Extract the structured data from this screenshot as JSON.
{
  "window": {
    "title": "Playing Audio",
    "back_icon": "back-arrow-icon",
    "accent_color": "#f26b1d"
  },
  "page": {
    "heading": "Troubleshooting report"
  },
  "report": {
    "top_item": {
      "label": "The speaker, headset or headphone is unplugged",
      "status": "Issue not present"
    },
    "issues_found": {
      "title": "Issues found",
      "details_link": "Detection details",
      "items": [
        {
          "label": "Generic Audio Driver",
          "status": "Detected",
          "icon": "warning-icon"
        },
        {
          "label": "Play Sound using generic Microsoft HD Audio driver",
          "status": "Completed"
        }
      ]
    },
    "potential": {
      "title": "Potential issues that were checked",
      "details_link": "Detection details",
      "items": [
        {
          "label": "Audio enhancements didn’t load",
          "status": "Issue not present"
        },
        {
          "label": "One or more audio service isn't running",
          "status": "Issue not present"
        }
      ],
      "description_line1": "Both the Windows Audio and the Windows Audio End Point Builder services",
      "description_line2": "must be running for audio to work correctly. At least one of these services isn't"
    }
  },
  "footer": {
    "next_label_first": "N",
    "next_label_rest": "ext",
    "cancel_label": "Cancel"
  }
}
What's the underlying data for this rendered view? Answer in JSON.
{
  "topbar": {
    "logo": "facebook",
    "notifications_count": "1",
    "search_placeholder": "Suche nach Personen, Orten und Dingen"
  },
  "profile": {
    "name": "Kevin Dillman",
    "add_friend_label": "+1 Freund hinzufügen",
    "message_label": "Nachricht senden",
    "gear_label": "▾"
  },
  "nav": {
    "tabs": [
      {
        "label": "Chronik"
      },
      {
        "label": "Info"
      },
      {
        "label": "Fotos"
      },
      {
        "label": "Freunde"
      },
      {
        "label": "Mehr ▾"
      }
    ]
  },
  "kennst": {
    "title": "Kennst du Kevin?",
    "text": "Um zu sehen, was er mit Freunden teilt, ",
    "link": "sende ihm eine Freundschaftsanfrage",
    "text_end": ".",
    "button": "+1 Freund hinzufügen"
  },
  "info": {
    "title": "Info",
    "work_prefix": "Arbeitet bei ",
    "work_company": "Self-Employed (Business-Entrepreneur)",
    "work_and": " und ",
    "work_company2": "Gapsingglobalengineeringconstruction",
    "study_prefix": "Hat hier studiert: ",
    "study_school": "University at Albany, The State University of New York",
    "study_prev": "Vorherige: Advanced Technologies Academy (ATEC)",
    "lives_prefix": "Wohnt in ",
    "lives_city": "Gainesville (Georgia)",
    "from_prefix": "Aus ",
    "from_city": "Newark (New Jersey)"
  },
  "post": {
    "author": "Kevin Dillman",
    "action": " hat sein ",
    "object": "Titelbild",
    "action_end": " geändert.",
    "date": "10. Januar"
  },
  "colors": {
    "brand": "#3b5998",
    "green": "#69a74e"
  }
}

• [Task description]:
Output the listing above without altering a single character.

• [Full output]:
Extract the structured data from this screenshot as JSON.
{
  "window": {
    "title": "Playing Audio",
    "back_icon": "back-arrow-icon",
    "accent_color": "#f26b1d"
  },
  "page": {
    "heading": "Troubleshooting report"
  },
  "report": {
    "top_item": {
      "label": "The speaker, headset or headphone is unplugged",
      "status": "Issue not present"
    },
    "issues_found": {
      "title": "Issues found",
      "details_link": "Detection details",
      "items": [
        {
          "label": "Generic Audio Driver",
          "status": "Detected",
          "icon": "warning-icon"
        },
        {
          "label": "Play Sound using generic Microsoft HD Audio driver",
          "status": "Completed"
        }
      ]
    },
    "potential": {
      "title": "Potential issues that were checked",
      "details_link": "Detection details",
      "items": [
        {
          "label": "Audio enhancements didn’t load",
          "status": "Issue not present"
        },
        {
          "label": "One or more audio service isn't running",
          "status": "Issue not present"
        }
      ],
      "description_line1": "Both the Windows Audio and the Windows Audio End Point Builder services",
      "description_line2": "must be running for audio to work correctly. At least one of these services isn't"
    }
  },
  "footer": {
    "next_label_first": "N",
    "next_label_rest": "ext",
    "cancel_label": "Cancel"
  }
}
What's the underlying data for this rendered view? Answer in JSON.
{
  "topbar": {
    "logo": "facebook",
    "notifications_count": "1",
    "search_placeholder": "Suche nach Personen, Orten und Dingen"
  },
  "profile": {
    "name": "Kevin Dillman",
    "add_friend_label": "+1 Freund hinzufügen",
    "message_label": "Nachricht senden",
    "gear_label": "▾"
  },
  "nav": {
    "tabs": [
      {
        "label": "Chronik"
      },
      {
        "label": "Info"
      },
      {
        "label": "Fotos"
      },
      {
        "label": "Freunde"
      },
      {
        "label": "Mehr ▾"
      }
    ]
  },
  "kennst": {
    "title": "Kennst du Kevin?",
    "text": "Um zu sehen, was er mit Freunden teilt, ",
    "link": "sende ihm eine Freundschaftsanfrage",
    "text_end": ".",
    "button": "+1 Freund hinzufügen"
  },
  "info": {
    "title": "Info",
    "work_prefix": "Arbeitet bei ",
    "work_company": "Self-Employed (Business-Entrepreneur)",
    "work_and": " und ",
    "work_company2": "Gapsingglobalengineeringconstruction",
    "study_prefix": "Hat hier studiert: ",
    "study_school": "University at Albany, The State University of New York",
    "study_prev": "Vorherige: Advanced Technologies Academy (ATEC)",
    "lives_prefix": "Wohnt in ",
    "lives_city": "Gainesville (Georgia)",
    "from_prefix": "Aus ",
    "from_city": "Newark (New Jersey)"
  },
  "post": {
    "author": "Kevin Dillman",
    "action": " hat sein ",
    "object": "Titelbild",
    "action_end": " geändert.",
    "date": "10. Januar"
  },
  "colors": {
    "brand": "#3b5998",
    "green": "#69a74e"
  }
}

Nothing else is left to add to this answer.